Extract the listing in its entirety, keeping each line identical to the original.

┄┄┄┄┄┄┄┄┄┄

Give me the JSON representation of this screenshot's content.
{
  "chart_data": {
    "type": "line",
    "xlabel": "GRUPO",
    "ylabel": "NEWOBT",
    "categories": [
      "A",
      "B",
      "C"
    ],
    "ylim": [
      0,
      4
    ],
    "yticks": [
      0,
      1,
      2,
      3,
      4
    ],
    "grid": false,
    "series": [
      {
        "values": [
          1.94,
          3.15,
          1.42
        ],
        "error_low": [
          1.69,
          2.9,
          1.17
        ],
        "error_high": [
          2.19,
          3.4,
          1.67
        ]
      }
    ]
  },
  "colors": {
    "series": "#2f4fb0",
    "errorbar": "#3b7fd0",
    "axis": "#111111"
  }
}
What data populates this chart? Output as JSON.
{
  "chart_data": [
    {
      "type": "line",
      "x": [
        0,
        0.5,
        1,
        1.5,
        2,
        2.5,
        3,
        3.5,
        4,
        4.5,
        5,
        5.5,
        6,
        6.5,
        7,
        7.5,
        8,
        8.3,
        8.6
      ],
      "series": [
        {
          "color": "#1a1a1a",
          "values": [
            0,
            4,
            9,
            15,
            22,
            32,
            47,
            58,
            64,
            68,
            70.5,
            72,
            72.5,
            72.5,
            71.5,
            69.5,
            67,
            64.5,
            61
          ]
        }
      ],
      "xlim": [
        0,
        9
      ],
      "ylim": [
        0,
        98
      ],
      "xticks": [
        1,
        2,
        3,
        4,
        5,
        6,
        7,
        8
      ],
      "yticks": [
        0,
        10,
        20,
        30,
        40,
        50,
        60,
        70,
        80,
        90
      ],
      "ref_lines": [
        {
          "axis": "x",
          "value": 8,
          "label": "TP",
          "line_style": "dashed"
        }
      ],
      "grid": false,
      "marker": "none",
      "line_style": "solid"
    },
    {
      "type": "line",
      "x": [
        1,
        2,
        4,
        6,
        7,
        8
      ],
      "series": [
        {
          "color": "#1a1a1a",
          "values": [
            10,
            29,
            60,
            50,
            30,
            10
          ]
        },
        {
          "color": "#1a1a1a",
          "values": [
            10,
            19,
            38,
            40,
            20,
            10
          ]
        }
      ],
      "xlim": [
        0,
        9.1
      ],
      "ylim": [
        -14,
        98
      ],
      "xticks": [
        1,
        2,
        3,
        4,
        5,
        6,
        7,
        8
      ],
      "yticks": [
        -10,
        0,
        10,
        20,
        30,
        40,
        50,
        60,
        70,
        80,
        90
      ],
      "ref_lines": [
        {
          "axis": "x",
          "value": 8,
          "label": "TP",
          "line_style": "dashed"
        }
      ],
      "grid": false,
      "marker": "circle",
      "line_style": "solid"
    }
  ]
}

┄┄┄┄┄┄┄┄┄┄

→ COMPLETED EXERCISE
Give me the JSON representation of this screenshot's content.
{
  "chart_data": {
    "type": "line",
    "xlabel": "GRUPO",
    "ylabel": "NEWOBT",
    "categories": [
      "A",
      "B",
      "C"
    ],
    "ylim": [
      0,
      4
    ],
    "yticks": [
      0,
      1,
      2,
      3,
      4
    ],
    "grid": false,
    "series": [
      {
        "values": [
          1.94,
          3.15,
          1.42
        ],
        "error_low": [
          1.69,
          2.9,
          1.17
        ],
        "error_high": [
          2.19,
          3.4,
          1.67
        ]
      }
    ]
  },
  "colors": {
    "series": "#2f4fb0",
    "errorbar": "#3b7fd0",
    "axis": "#111111"
  }
}
What data populates this chart? Output as JSON.
{
  "chart_data": [
    {
      "type": "line",
      "x": [
        0,
        0.5,
        1,
        1.5,
        2,
        2.5,
        3,
        3.5,
        4,
        4.5,
        5,
        5.5,
        6,
        6.5,
        7,
        7.5,
        8,
        8.3,
        8.6
      ],
      "series": [
        {
          "color": "#1a1a1a",
          "values": [
            0,
            4,
            9,
            15,
            22,
            32,
            47,
            58,
            64,
            68,
            70.5,
            72,
            72.5,
            72.5,
            71.5,
            69.5,
            67,
            64.5,
            61
          ]
        }
      ],
      "xlim": [
        0,
        9
      ],
      "ylim": [
        0,
        98
      ],
      "xticks": [
        1,
        2,
        3,
        4,
        5,
        6,
        7,
        8
      ],
      "yticks": [
        0,
        10,
        20,
        30,
        40,
        50,
        60,
        70,
        80,
        90
      ],
      "ref_lines": [
        {
          "axis": "x",
          "value": 8,
          "label": "TP",
          "line_style": "dashed"
        }
      ],
      "grid": false,
      "marker": "none",
      "line_style": "solid"
    },
    {
      "type": "line",
      "x": [
        1,
        2,
        4,
        6,
        7,
        8
      ],
      "series": [
        {
          "color": "#1a1a1a",
          "values": [
            10,
            29,
            60,
            50,
            30,
            10
          ]
        },
        {
          "color": "#1a1a1a",
          "values": [
            10,
            19,
            38,
            40,
            20,
            10
          ]
        }
      ],
      "xlim": [
        0,
        9.1
      ],
      "ylim": [
        -14,
        98
      ],
      "xticks": [
        1,
        2,
        3,
        4,
        5,
        6,
        7,
        8
      ],
      "yticks": [
        -10,
        0,
        10,
        20,
        30,
        40,
        50,
        60,
        70,
        80,
        90
      ],
      "ref_lines": [
        {
          "axis": "x",
          "value": 8,
          "label": "TP",
          "line_style": "dashed"
        }
      ],
      "grid": false,
      "marker": "circle",
      "line_style": "solid"
    }
  ]
}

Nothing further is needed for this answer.